= AIM OF THE EXERCISE =
Pull every line of the entries that has the word "text".

= TASK INPUTS =
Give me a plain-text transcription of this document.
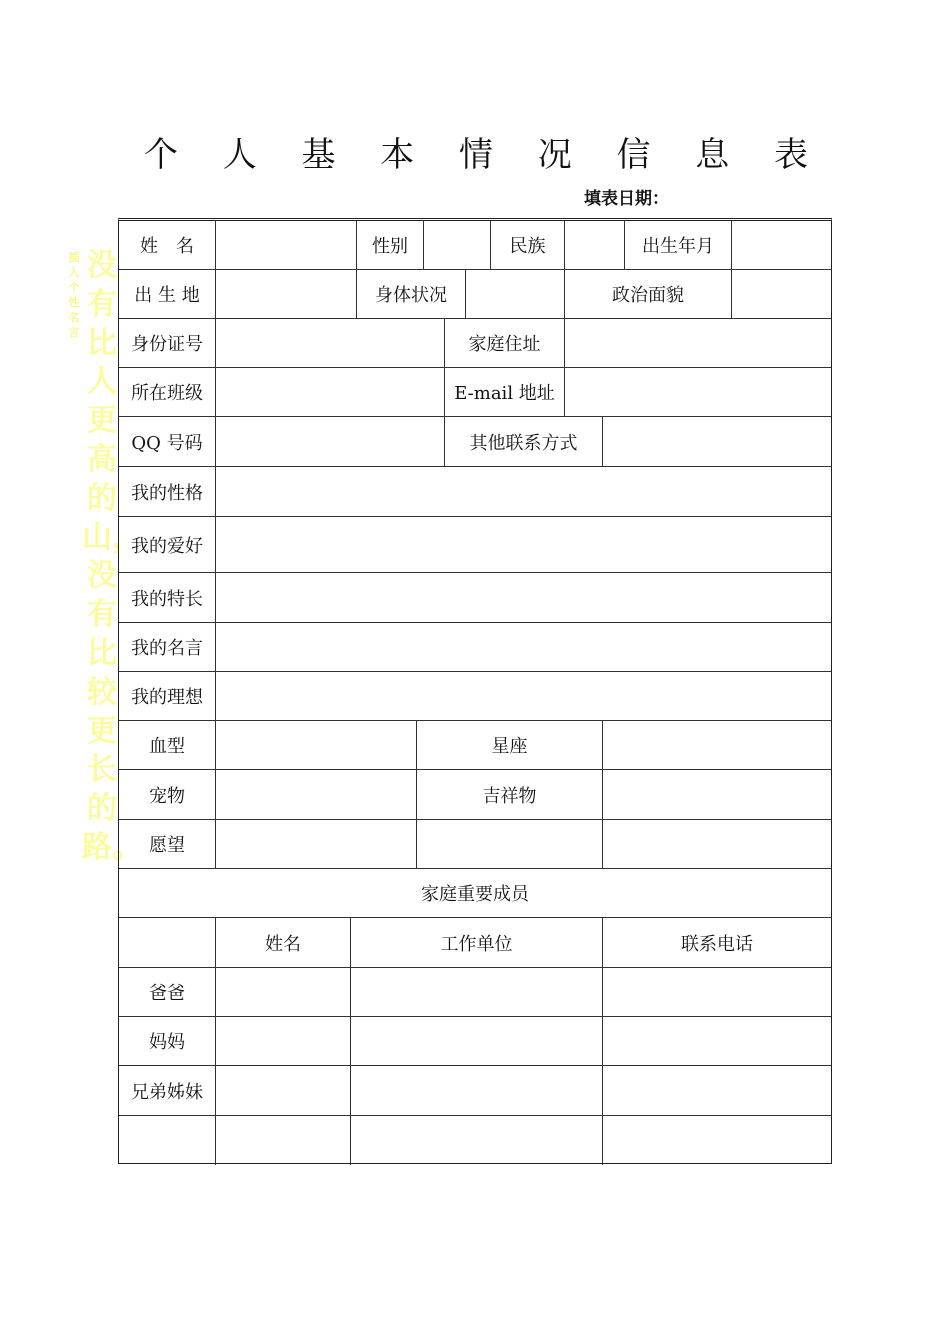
个 人 基 本 情 况 信 息 表
填表日期：
插入个性名言
没有比人更高的山，没有比较更长的路。
姓　名	性别	民族	出生年月
出 生 地	身体状况	政治面貌
身份证号	家庭住址
所在班级	E-mail 地址
QQ 号码	其他联系方式
我的性格
我的爱好
我的特长
我的名言
我的理想
血型	星座
宠物	吉祥物
愿望
家庭重要成员
姓名	工作单位	联系电话
爸爸
妈妈
兄弟姊妹
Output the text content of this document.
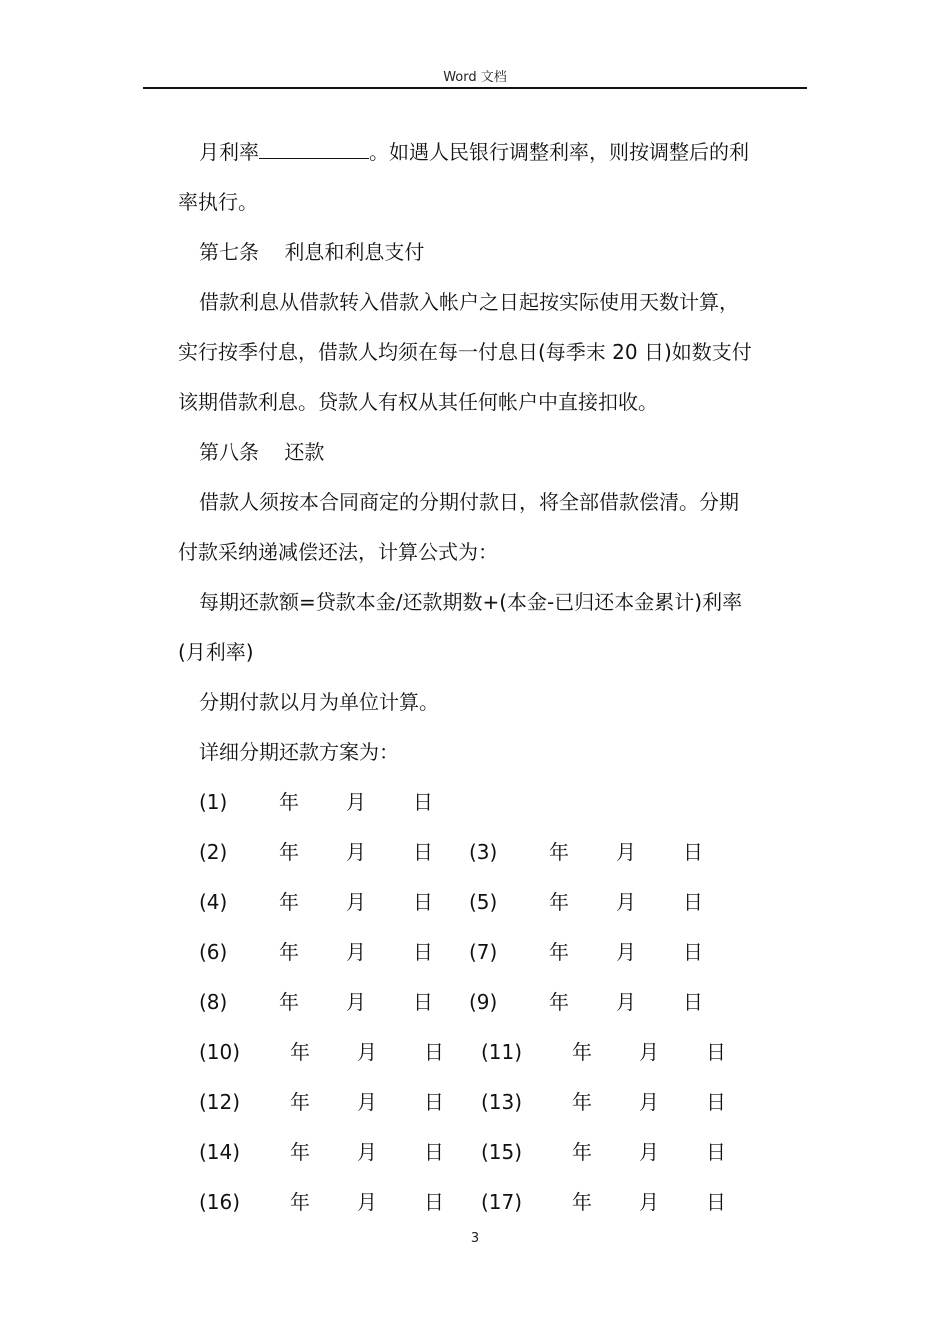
Word 文档

月利率	。如遇人民银行调整利率，则按调整后的利

率执行。

第七条    利息和利息支付

借款利息从借款转入借款入帐户之日起按实际使用天数计算，

实行按季付息，借款人均须在每一付息日(每季末 20 日)如数支付

该期借款利息。贷款人有权从其任何帐户中直接扣收。

第八条    还款

借款人须按本合同商定的分期付款日，将全部借款偿清。分期

付款采纳递减偿还法，计算公式为：

每期还款额=贷款本金/还款期数+(本金-已归还本金累计)利率

(月利率)

分期付款以月为单位计算。

详细分期还款方案为：

(1)	年 月 日
(2)	年 月 日 (3)	年 月 日
(4)	年 月 日 (5)	年 月 日
(6)	年 月 日 (7)	年 月 日
(8)	年 月 日 (9)	年 月 日
(10) 年 月 日 (11) 年 月 日
(12) 年 月 日 (13) 年 月 日
(14) 年 月 日 (15) 年 月 日
(16) 年 月 日 (17) 年 月 日
3
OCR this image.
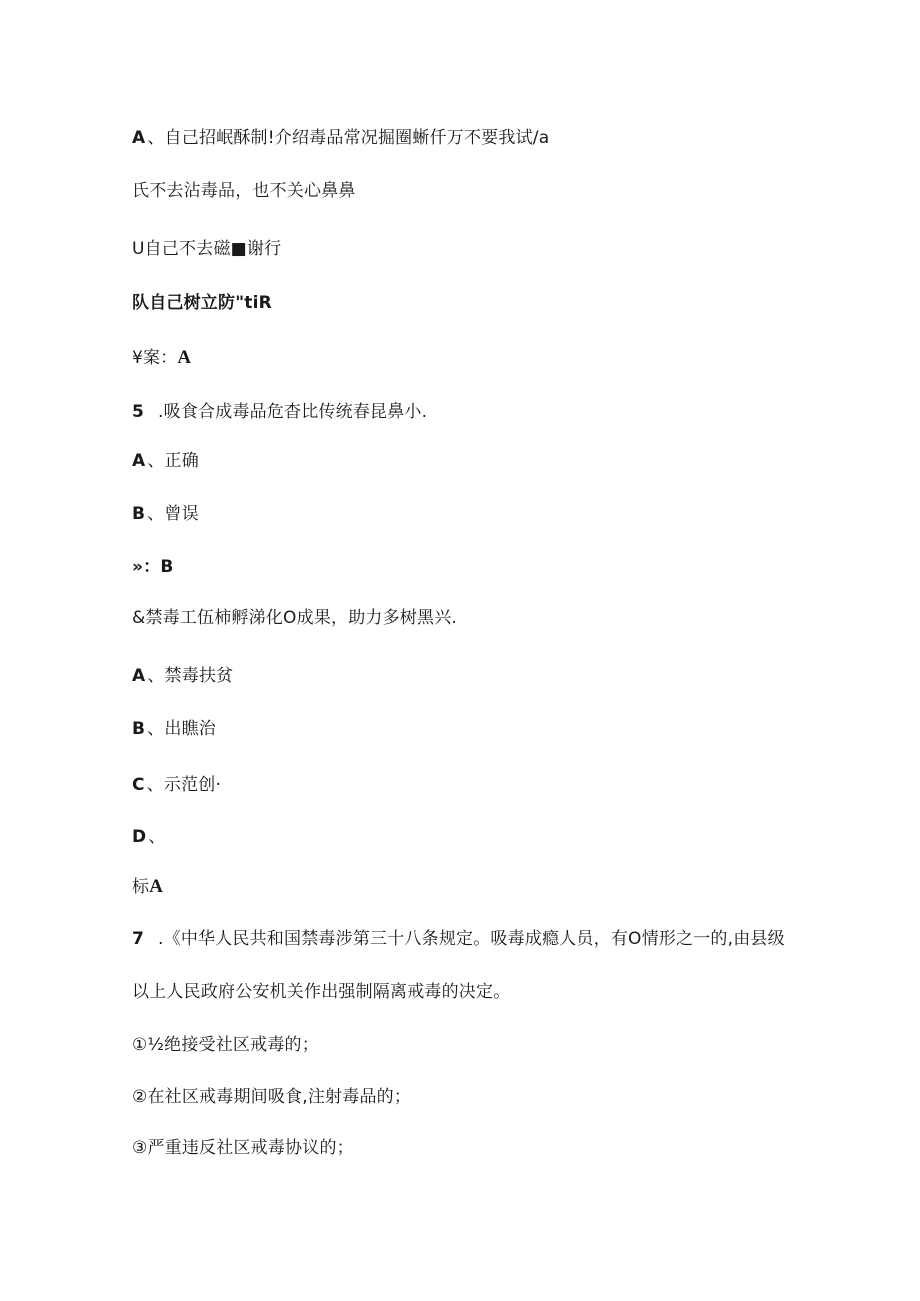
A 、自己招岷酥制!介绍毒品常况掘圈蜥仟万不要我试/a
氏不去沾毒品，也不关心鼻鼻
U自己不去磁■谢行
队自己树立防"tiR
¥案：A
5 .吸食合成毒品危杳比传统春昆鼻小.
A 、正确
B 、曾误
»：B
&禁毒工伍柿孵涕化O成果，助力多树黑兴.
A 、禁毒扶贫
B 、出瞧治
C 、示范创·
D 、
标A
7 .《中华人民共和国禁毒涉第三十八条规定。吸毒成瘾人员，有O情形之一的,由县级
以上人民政府公安机关作出强制隔离戒毒的决定。
①½绝接受社区戒毒的；
②在社区戒毒期间吸食,注射毒品的；
③严重违反社区戒毒协议的；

= OUTPUT OF THE EXERCISE =
Give me a plain-text transcription of this document.
Output the text content of this document.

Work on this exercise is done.